→ **DOCUMENT EXCERPT**
* START *
The Tribal Access Corridor is a similarly “refined” version of DOE’s Phase 2 Northern Plains potential NIETC, with most of the corridor running along existing rights of ways and connecting several tribal reservations to existing or planned HVDCs.

The corridor includes parts of the Dakotas, Nebraska, the Cheyenne River Reservation, Pine Ridge Reservation, Rosebud Indian Reservation, Standing Rock Reservation and Yankton Reservation.

NIETC designation here could help the Transmission and Renewables Interstate Bulk Electric Supply (TRIBES) HVDC project being developed by the Western Area Power Administration and other tribal and regional stakeholders, as well as relieving congestion and preparing for future demand growth. Nebraska, for example, is becoming a hub for data center development as part of a new “Silicon Prairie.”

While highlighting these projects, DOE noted that “NIETC designation is not a route determination for any particular transmission project, nor is it an endorsement of one or more transmission solutions.”

Why These, not Those?

Declining to comment on specific corridors, Dylan Reed, senior adviser for external affairs in DOE’s Grid Deployment Office, listed a number of reasons for the others’ exclusion.

“NIETC designation can disrupt effective transmission planning or ongoing transmission project development in the region. That was one consideration,” Reed told RTO Insider.

“[No. 2] … there appeared to be limited [ability for] a NIETC designation to further transmission in the near term in that area. In some cases, we lacked sufficient information to be able to narrow the boundaries to facilitate timely designation,” he said.

Beyond prioritizing NIETCs that might meet shorter-term needs, DOE pointed to its own limitations of staffing and time for taking Phase 3 NIETCs to a final designation in Phase 4. The department is opening a 60-day comment period, which will include three webinars, one on each of the proposed NIETCs. The comment period will close Feb. 14, 2025.

Another key component of Phase 3 is determining whether the potential corridors will need a full environmental review under the National Environmental Policy Act. A NEPA review for each corridor could be required if DOE determines that “NIETC designation is a major federal action significantly affecting the quality of the human environment,” according to the announcement.

The department is also asking for additional input on other meetings or community engagement activities it should plan as part of its environmental reviews.

A full NEPA review could take two years, so Reed would not speculate on when final NIETC designations might be made. He also declined to speculate on what impacts, if any, the incoming administration of President-elect Donald Trump might have on the NIETC process.

But DOE said its decision not to move the other Phase 2 projects forward does not mean those areas do not have transmission needs. “Rather, DOE is exercising its discretion to focus on other potential NIETCs at this time and may in the future revisit these or other areas through the opening of a new designation process,” it said.

NIETC vs. NIMBY

Even before it was cut from the list, the Delta-Plains corridor drew strong political and public opposition within Oklahoma over the possibility of eminent domain acquisition of private lands.

As originally proposed, the corridor would have stretched 645 miles from Little Rock, Ark., through the Oklahoma Panhandle, with an 18-mile right of way in some portions.
* END *
→ **EXTRACTED DATA**
* START *
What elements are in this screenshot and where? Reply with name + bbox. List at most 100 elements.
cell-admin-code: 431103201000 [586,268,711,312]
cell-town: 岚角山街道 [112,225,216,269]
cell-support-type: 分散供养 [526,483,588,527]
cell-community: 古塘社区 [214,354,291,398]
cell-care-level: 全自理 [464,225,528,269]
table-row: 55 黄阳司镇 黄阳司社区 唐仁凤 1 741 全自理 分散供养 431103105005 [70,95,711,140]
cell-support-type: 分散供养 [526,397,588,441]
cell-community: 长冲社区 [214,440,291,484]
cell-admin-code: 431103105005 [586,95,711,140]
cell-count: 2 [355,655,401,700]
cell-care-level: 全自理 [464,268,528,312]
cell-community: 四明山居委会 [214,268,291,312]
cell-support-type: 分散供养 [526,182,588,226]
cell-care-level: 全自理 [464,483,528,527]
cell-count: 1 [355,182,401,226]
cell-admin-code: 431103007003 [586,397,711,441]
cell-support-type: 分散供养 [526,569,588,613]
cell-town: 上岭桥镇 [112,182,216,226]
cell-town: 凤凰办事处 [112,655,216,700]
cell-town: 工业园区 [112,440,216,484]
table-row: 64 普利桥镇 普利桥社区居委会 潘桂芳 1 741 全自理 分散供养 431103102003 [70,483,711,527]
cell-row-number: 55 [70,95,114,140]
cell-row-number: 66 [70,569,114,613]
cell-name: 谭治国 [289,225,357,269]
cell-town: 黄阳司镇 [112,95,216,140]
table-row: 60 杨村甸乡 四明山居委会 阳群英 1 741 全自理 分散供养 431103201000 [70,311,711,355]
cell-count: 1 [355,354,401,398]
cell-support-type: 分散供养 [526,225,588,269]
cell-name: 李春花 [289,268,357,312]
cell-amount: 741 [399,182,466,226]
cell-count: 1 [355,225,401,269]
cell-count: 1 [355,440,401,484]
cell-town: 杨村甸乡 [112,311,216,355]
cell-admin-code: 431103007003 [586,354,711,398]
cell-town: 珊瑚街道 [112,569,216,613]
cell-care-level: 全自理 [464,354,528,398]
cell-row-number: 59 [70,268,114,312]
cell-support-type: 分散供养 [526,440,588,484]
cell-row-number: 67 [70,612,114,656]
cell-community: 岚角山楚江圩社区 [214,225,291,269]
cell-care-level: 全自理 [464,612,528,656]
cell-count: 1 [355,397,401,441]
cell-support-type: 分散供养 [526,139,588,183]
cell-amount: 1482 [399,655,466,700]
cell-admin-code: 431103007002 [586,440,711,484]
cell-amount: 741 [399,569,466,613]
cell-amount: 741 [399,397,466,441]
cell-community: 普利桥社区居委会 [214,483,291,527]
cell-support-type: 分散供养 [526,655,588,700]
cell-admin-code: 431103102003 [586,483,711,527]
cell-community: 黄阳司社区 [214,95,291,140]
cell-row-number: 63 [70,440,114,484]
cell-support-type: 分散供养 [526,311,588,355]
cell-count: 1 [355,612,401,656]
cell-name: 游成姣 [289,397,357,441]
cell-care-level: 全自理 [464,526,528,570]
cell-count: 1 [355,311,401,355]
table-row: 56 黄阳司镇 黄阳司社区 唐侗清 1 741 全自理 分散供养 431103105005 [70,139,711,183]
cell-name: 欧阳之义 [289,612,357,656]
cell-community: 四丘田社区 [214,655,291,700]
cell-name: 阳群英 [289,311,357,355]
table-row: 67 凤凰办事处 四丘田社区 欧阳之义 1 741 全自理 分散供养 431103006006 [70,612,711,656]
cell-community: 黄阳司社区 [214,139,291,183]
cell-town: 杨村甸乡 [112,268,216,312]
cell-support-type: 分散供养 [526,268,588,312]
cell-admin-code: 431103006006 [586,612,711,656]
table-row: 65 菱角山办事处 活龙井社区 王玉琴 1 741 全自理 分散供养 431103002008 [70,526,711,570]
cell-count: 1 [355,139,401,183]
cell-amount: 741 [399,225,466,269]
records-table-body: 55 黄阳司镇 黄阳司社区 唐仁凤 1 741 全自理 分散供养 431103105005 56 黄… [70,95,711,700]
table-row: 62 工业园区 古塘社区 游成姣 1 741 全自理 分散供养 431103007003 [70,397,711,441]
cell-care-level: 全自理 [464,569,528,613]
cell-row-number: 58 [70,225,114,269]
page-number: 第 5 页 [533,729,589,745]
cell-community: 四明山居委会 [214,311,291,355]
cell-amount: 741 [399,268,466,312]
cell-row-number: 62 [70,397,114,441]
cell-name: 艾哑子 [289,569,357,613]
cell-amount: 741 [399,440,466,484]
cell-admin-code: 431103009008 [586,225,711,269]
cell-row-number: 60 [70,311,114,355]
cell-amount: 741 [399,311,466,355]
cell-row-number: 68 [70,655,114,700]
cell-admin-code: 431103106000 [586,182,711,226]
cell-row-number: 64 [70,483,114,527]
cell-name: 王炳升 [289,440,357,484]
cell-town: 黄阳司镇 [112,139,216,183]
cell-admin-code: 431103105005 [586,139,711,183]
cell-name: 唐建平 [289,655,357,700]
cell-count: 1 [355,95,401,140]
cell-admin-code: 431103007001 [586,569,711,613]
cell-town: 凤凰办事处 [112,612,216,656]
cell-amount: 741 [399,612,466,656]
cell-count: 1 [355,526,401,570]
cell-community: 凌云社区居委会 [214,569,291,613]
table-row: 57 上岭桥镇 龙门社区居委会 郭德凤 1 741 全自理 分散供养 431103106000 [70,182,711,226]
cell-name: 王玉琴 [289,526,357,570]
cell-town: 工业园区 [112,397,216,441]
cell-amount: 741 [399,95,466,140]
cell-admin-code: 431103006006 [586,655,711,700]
* END *
→ **EXERCISE**
Continue the transmission corridor article from the point where it stops.

→ **REPLY TO THE EXERCISE**
“I won’t let anyone steamroll Oklahomans or their private property rights,” Gov. Kevin Stitt (R) posted on X. “The feds don’t get to just come here and claim eminent domain for a green energy project that nobody wants.”

Attorney General Gentner Drummond (R) sent a letter to U.S. Energy Secretary Jennifer Granholm calling the corridor “classic federal overreach” and pledged to protect private property rights.

DOE gave Oklahoma’s leadership advance notice on Dec. 13 that the Delta-Plains corridor would not be moving forward.

With or without a NIETC, the region does not lack for proposed transmission projects that could run into similar NIMBYism. The Southwestern Grid Connector corridor will graze the western edge of Oklahoma’s state line. DOE notes two projects in development in the potential NIETC: the Heartland Spirit Connector project by NextEra Energy Transmission, and the Southline Phase 3 project by Grid United.

Invenergy also has proposed the Cimarron Link to unlock access to the Oklahoma Panhandle’s “inexhaustible wind energy.”

SPP, which operates the grid in Oklahoma, has approved several large projects in the state as part of its 2024 Integrated Transmission Planning assessment. (See SPP Board Approves $7.65B ITP, Delays Contentious Issue.)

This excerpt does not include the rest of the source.